What the task requires :: State how many lines hold the string "icon". Give the number and nothing else.

[Begin Listed entries]

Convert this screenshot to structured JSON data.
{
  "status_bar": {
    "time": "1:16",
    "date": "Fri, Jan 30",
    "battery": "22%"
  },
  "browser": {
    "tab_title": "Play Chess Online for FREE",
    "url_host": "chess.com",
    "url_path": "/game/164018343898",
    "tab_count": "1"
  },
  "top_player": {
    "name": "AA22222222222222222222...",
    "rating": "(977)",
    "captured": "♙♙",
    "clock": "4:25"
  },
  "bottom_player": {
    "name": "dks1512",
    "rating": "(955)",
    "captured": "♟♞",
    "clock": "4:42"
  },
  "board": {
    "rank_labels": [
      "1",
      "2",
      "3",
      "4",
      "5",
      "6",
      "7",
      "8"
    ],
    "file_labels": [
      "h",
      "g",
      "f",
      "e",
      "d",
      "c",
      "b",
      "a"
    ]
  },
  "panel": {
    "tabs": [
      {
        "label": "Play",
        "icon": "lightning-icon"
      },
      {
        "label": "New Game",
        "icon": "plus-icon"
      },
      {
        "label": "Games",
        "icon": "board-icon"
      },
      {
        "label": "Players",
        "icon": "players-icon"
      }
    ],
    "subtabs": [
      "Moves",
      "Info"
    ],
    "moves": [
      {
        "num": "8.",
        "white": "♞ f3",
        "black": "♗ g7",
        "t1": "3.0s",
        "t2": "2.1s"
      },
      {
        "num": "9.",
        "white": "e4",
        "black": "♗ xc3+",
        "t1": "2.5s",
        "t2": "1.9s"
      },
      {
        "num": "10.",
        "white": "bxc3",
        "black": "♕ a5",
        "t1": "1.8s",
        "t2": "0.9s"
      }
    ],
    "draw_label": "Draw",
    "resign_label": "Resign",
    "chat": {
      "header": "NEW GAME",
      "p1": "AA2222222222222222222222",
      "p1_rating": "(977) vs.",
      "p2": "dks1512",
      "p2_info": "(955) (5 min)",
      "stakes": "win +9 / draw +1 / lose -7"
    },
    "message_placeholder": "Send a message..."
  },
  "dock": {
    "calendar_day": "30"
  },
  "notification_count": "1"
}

[End Listed entries]

Written answer :: 4